── PROVIDED MATERIAL ──

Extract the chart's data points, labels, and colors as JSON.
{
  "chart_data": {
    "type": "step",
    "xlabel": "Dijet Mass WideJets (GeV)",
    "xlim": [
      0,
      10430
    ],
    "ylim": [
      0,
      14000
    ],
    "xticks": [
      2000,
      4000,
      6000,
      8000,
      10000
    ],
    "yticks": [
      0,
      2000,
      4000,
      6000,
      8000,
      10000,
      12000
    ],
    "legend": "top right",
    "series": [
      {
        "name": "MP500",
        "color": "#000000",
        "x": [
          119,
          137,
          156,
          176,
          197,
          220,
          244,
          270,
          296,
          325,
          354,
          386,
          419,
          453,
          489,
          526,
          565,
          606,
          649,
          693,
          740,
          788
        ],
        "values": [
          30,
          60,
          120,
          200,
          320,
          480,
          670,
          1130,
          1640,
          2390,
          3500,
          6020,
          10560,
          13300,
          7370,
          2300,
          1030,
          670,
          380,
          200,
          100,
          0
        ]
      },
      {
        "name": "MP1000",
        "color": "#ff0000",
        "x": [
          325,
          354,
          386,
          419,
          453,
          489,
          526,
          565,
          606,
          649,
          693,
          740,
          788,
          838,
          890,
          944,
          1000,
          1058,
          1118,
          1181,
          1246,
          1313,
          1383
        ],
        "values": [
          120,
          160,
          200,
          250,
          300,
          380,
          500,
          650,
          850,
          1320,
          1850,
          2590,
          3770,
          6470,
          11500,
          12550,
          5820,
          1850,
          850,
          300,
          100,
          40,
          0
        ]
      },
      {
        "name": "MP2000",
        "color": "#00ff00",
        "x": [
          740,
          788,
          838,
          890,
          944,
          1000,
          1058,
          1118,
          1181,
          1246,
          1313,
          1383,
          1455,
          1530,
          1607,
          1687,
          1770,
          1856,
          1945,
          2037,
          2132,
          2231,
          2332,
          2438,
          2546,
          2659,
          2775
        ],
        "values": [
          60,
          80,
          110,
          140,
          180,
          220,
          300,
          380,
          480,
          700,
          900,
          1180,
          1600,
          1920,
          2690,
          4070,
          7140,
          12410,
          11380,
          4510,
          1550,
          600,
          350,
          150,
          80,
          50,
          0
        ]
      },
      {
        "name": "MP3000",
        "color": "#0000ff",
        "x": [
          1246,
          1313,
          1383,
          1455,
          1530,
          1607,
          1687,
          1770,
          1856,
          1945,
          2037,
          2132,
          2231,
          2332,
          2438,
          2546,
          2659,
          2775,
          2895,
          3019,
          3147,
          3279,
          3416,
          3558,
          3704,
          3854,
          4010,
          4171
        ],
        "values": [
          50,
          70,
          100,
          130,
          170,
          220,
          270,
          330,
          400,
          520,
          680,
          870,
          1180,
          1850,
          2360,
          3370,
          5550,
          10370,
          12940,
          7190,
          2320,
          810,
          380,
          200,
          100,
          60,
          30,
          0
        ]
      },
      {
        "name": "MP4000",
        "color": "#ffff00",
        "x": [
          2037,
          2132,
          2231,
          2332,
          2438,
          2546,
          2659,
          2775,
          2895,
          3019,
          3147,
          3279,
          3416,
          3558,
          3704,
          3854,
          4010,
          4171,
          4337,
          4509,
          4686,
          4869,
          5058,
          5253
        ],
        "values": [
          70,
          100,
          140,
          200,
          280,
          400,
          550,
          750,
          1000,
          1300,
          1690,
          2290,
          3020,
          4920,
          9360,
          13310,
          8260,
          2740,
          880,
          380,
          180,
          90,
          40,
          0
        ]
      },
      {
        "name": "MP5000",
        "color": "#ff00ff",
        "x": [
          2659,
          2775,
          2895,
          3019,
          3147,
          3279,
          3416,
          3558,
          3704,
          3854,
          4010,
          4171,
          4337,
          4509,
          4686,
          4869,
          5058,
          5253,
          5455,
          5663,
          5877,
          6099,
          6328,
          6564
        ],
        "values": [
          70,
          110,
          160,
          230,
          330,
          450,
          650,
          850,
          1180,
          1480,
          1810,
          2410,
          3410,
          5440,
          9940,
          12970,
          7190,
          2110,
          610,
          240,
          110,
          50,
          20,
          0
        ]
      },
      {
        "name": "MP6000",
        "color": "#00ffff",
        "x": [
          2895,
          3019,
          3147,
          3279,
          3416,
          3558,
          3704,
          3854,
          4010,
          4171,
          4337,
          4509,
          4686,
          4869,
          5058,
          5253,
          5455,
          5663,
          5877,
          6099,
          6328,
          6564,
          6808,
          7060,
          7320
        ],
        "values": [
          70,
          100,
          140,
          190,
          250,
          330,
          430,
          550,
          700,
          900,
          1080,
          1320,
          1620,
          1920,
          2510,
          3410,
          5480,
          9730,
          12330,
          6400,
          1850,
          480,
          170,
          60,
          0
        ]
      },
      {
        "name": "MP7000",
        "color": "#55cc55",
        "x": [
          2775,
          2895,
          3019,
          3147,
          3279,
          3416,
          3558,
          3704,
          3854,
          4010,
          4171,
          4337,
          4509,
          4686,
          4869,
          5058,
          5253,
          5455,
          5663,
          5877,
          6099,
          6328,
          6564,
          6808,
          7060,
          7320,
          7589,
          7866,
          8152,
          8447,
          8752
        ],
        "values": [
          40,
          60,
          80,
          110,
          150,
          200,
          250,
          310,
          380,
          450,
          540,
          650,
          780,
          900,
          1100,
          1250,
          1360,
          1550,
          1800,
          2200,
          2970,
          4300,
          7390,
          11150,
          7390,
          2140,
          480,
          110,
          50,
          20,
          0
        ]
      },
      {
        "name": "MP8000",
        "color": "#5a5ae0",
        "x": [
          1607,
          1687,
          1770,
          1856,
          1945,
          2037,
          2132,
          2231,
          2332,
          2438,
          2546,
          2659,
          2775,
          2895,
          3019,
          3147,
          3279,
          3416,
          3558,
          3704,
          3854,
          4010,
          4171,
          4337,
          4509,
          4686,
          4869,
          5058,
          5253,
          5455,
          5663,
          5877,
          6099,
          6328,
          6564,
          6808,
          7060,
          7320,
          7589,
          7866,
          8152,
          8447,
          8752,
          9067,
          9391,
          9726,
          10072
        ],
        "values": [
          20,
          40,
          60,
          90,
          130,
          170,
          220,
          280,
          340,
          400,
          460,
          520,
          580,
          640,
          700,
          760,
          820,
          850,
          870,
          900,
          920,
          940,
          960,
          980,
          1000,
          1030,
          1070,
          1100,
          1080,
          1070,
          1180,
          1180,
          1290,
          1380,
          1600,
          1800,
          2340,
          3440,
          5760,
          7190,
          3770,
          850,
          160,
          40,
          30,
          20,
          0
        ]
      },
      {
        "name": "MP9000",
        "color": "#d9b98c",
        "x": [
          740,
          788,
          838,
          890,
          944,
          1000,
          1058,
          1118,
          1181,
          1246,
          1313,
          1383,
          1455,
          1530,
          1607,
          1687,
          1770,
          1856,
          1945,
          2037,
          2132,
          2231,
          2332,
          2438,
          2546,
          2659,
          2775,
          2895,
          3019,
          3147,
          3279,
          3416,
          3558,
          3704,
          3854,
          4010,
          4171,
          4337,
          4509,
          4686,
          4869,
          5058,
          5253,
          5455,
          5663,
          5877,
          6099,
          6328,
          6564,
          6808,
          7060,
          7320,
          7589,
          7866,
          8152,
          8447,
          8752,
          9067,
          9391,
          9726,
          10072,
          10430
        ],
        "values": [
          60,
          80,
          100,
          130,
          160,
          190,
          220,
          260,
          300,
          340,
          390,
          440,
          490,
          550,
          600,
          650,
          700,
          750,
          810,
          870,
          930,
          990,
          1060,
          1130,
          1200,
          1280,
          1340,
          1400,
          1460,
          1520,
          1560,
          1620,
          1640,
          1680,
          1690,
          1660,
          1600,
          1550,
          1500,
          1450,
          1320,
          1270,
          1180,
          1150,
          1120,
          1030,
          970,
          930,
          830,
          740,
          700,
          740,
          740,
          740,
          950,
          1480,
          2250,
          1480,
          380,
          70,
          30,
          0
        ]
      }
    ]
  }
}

───

● WHAT IS ASKED:
Scan the material above. Copy each line that holds the word "name".

● FINISHED EXERCISE:
        "name": "MP500",
        "name": "MP1000",
        "name": "MP2000",
        "name": "MP3000",
        "name": "MP4000",
        "name": "MP5000",
        "name": "MP6000",
        "name": "MP7000",
        "name": "MP8000",
        "name": "MP9000",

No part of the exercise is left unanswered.